§ Work required: Give the number of lines that include the word "name", nothing more.
──────── Given data ────────
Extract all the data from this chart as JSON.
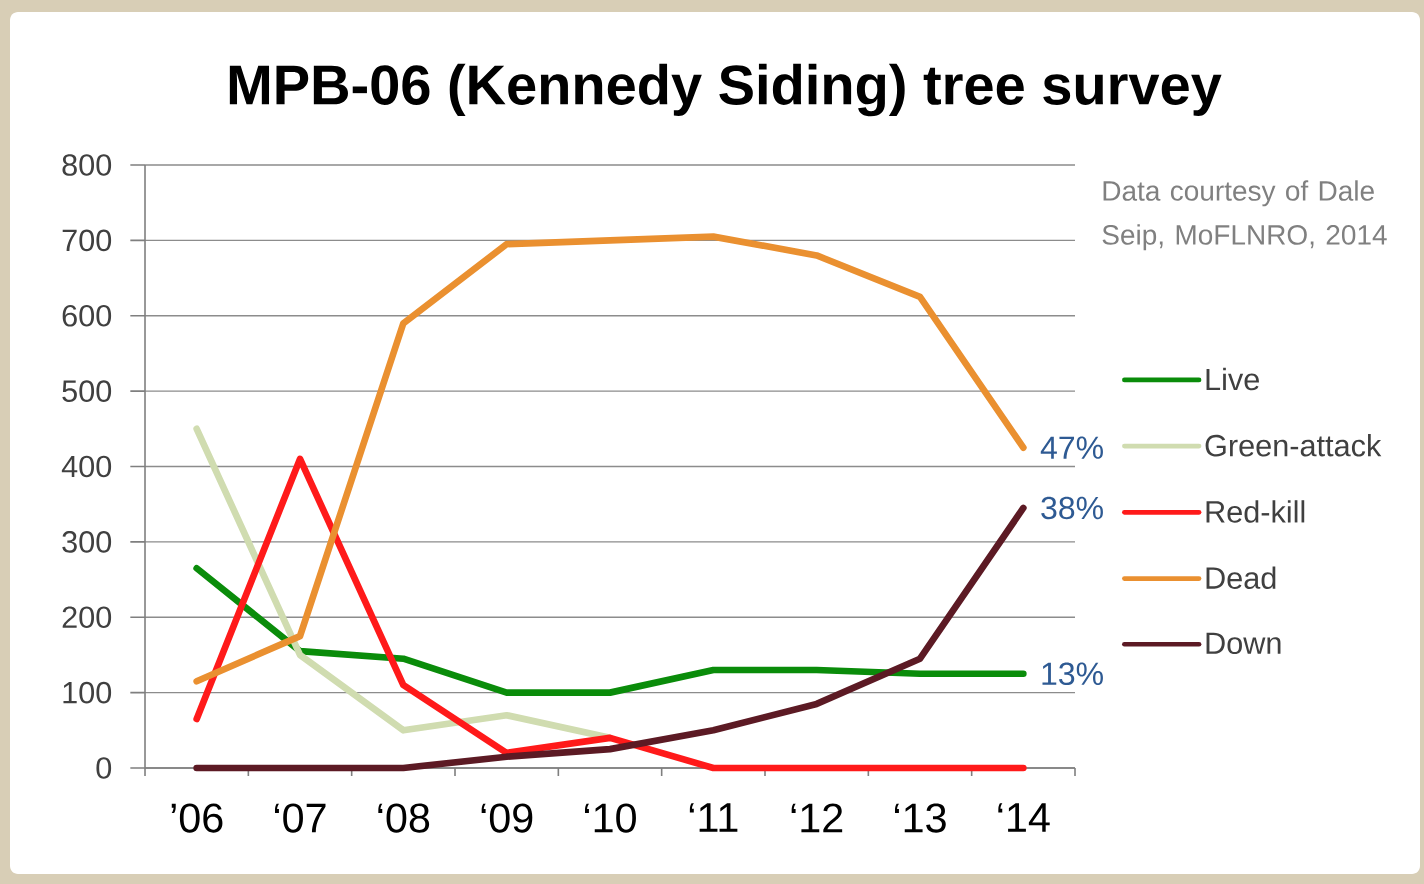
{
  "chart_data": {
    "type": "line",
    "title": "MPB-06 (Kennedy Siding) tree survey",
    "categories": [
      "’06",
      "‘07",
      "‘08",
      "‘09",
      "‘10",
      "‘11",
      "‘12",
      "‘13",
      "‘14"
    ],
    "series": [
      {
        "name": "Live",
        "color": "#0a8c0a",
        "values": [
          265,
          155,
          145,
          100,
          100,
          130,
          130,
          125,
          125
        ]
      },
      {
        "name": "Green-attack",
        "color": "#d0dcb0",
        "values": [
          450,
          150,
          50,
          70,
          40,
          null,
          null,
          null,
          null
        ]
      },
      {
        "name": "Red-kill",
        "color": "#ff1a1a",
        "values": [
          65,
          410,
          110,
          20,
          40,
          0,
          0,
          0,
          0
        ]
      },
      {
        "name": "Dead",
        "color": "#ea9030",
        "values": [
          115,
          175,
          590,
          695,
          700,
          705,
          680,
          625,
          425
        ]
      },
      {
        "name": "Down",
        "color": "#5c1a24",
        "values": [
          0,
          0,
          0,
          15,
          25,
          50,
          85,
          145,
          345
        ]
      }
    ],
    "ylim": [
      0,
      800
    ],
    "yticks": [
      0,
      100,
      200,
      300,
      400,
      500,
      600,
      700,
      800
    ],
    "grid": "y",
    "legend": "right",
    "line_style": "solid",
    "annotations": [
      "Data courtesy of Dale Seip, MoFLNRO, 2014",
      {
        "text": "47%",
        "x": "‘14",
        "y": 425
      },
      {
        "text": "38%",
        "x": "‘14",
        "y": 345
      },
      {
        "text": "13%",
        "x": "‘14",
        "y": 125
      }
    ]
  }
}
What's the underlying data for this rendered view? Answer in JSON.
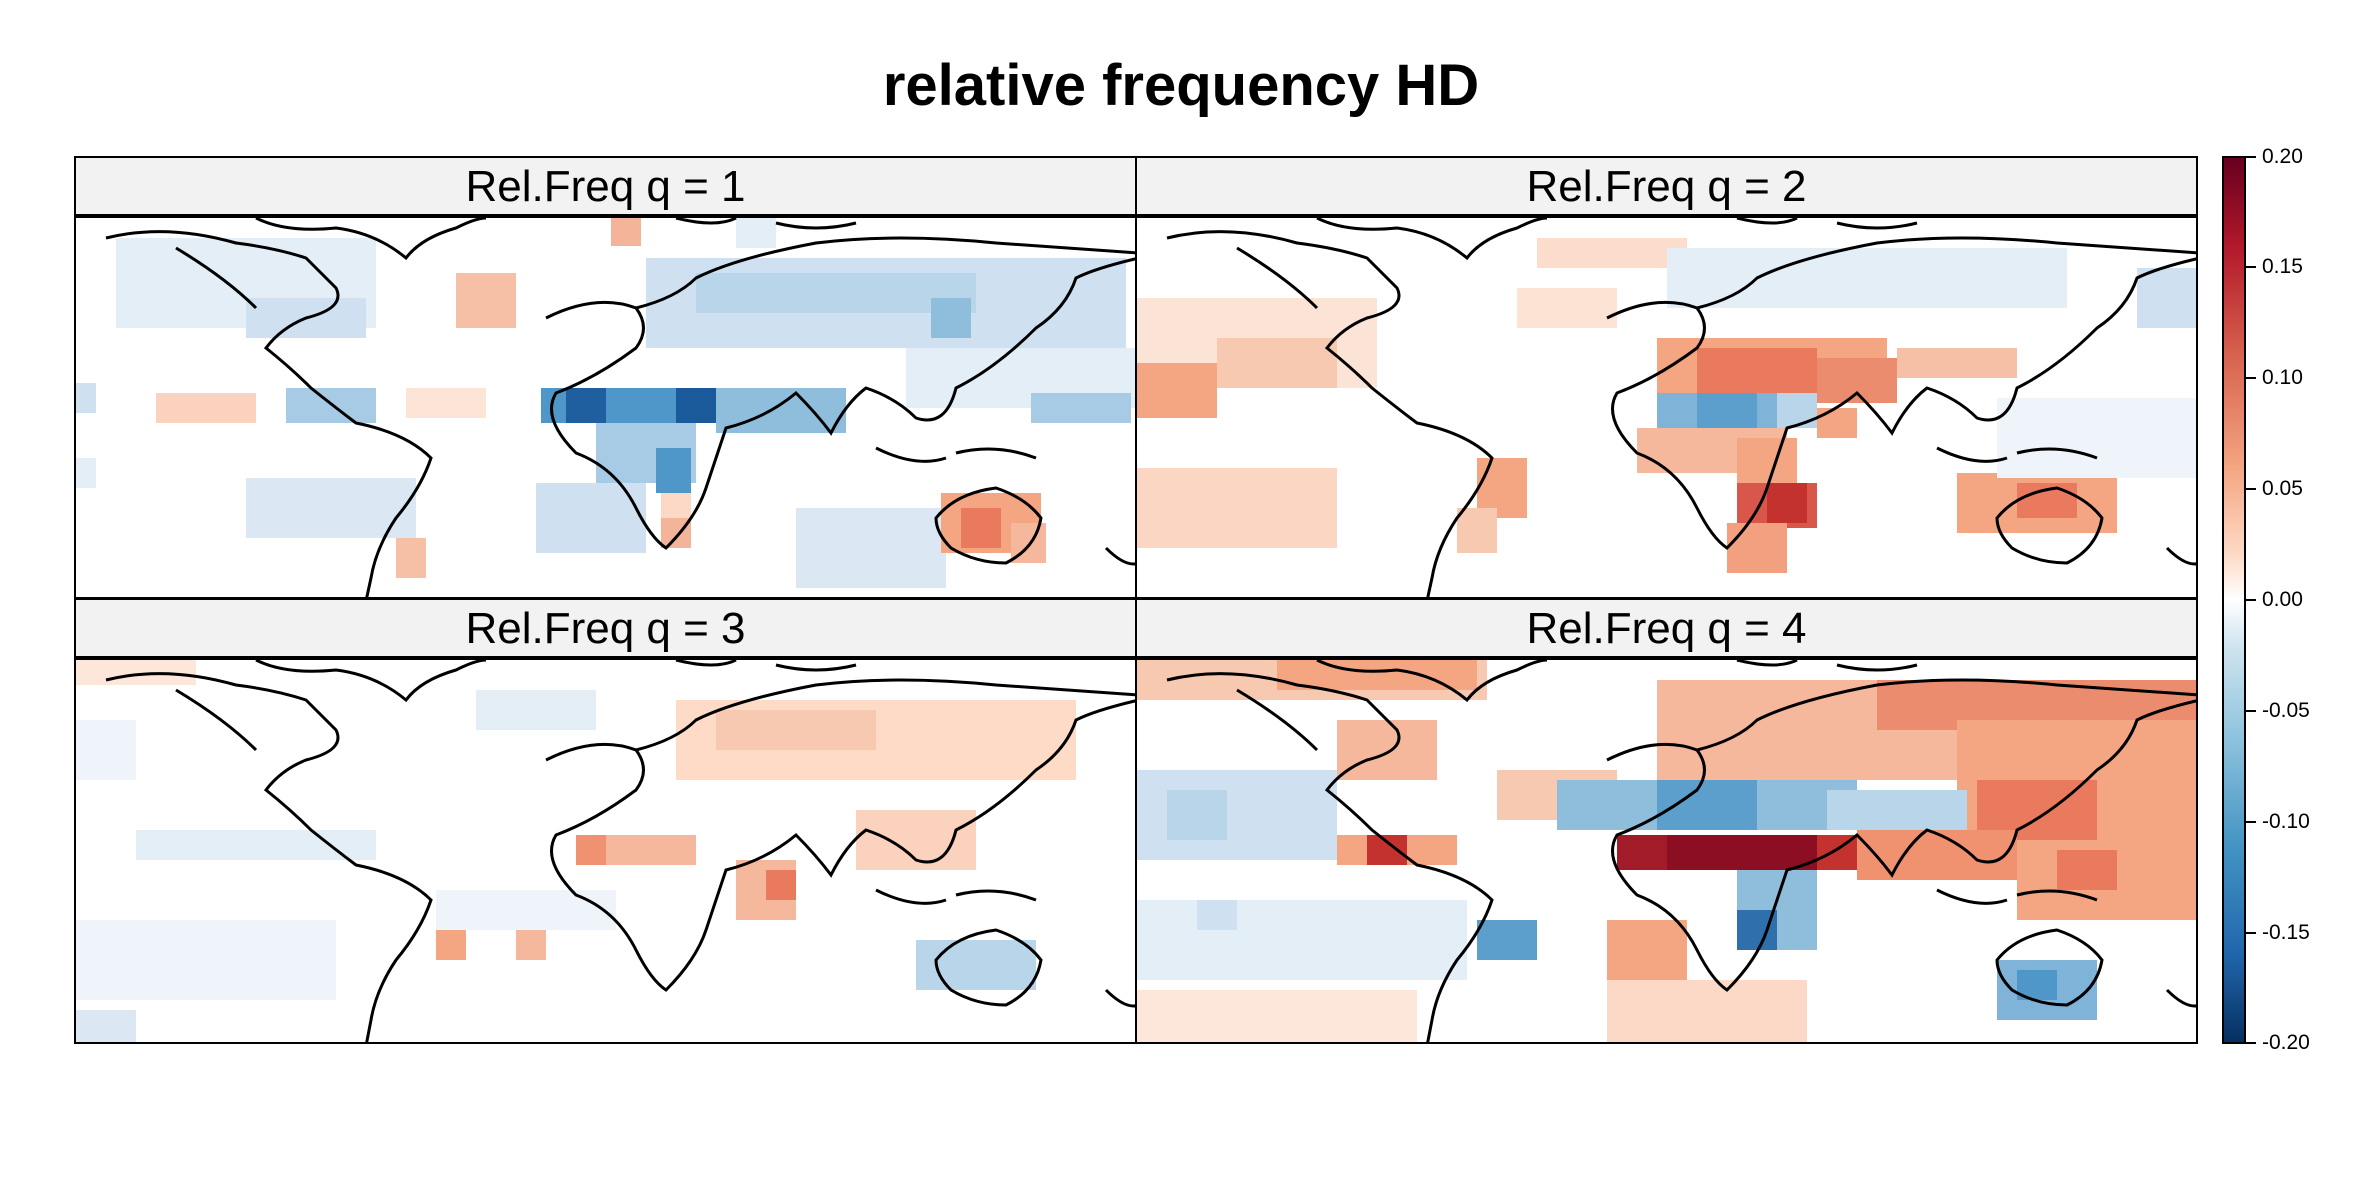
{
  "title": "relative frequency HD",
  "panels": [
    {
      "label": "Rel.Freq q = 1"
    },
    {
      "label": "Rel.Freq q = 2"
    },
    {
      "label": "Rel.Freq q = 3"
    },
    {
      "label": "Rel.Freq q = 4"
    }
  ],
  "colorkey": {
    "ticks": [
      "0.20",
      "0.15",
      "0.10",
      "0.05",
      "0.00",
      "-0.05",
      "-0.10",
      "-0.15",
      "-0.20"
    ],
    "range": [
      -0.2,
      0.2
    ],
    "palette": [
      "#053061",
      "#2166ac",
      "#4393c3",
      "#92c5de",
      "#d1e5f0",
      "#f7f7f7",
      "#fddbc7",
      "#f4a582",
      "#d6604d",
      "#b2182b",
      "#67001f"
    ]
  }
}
────────
§ The solution: 5